Requirement: Do not carry the pictures over; copy every other part of the entries exactly.

Extracted material:
·····

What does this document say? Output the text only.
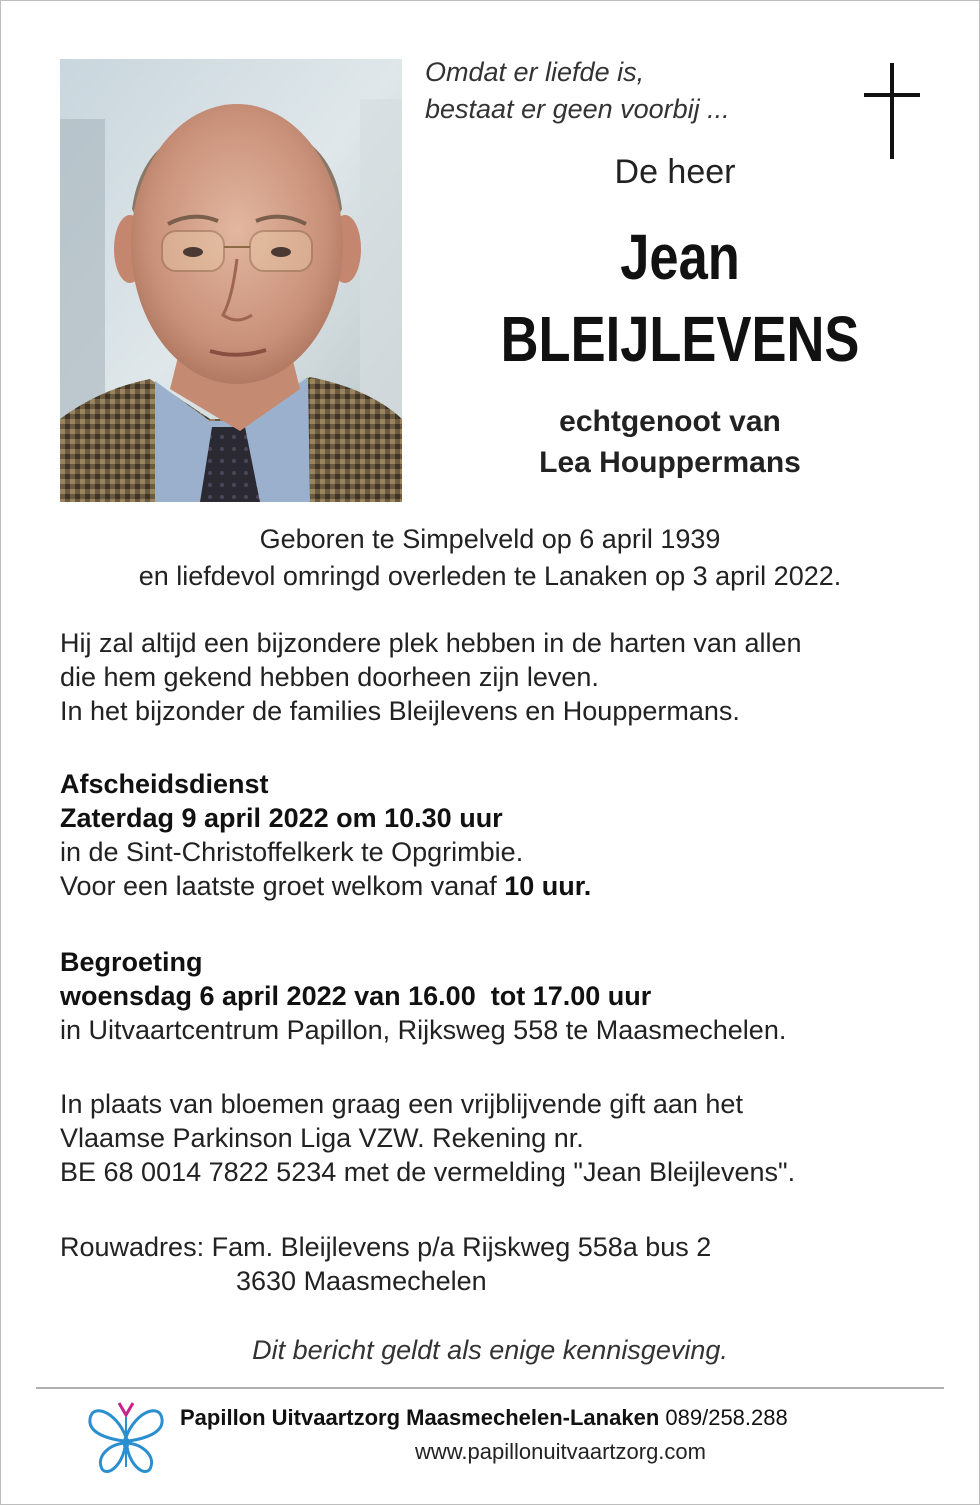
Omdat er liefde is,
bestaat er geen voorbij ...
De heer
Jean
BLEIJLEVENS
echtgenoot van
Lea Houppermans
Geboren te Simpelveld op 6 april 1939
en liefdevol omringd overleden te Lanaken op 3 april 2022.
Hij zal altijd een bijzondere plek hebben in de harten van allen
die hem gekend hebben doorheen zijn leven.
In het bijzonder de families Bleijlevens en Houppermans.
Afscheidsdienst
Zaterdag 9 april 2022 om 10.30 uur
in de Sint-Christoffelkerk te Opgrimbie.
Voor een laatste groet welkom vanaf 10 uur.
Begroeting
woensdag 6 april 2022 van 16.00  tot 17.00 uur
in Uitvaartcentrum Papillon, Rijksweg 558 te Maasmechelen.
In plaats van bloemen graag een vrijblijvende gift aan het
Vlaamse Parkinson Liga VZW. Rekening nr.
BE 68 0014 7822 5234 met de vermelding "Jean Bleijlevens".
Rouwadres: Fam. Bleijlevens p/a Rijskweg 558a bus 2
3630 Maasmechelen
Dit bericht geldt als enige kennisgeving.
Papillon Uitvaartzorg Maasmechelen-Lanaken 089/258.288
www.papillonuitvaartzorg.com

·····

Response below:
What does this document say? Output the text only.
Omdat er liefde is,
bestaat er geen voorbij ...
De heer
Jean
BLEIJLEVENS
echtgenoot van
Lea Houppermans
Geboren te Simpelveld op 6 april 1939
en liefdevol omringd overleden te Lanaken op 3 april 2022.
Hij zal altijd een bijzondere plek hebben in de harten van allen
die hem gekend hebben doorheen zijn leven.
In het bijzonder de families Bleijlevens en Houppermans.
Afscheidsdienst
Zaterdag 9 april 2022 om 10.30 uur
in de Sint-Christoffelkerk te Opgrimbie.
Voor een laatste groet welkom vanaf 10 uur.
Begroeting
woensdag 6 april 2022 van 16.00  tot 17.00 uur
in Uitvaartcentrum Papillon, Rijksweg 558 te Maasmechelen.
In plaats van bloemen graag een vrijblijvende gift aan het
Vlaamse Parkinson Liga VZW. Rekening nr.
BE 68 0014 7822 5234 met de vermelding "Jean Bleijlevens".
Rouwadres: Fam. Bleijlevens p/a Rijskweg 558a bus 2
3630 Maasmechelen
Dit bericht geldt als enige kennisgeving.
Papillon Uitvaartzorg Maasmechelen-Lanaken 089/258.288
www.papillonuitvaartzorg.com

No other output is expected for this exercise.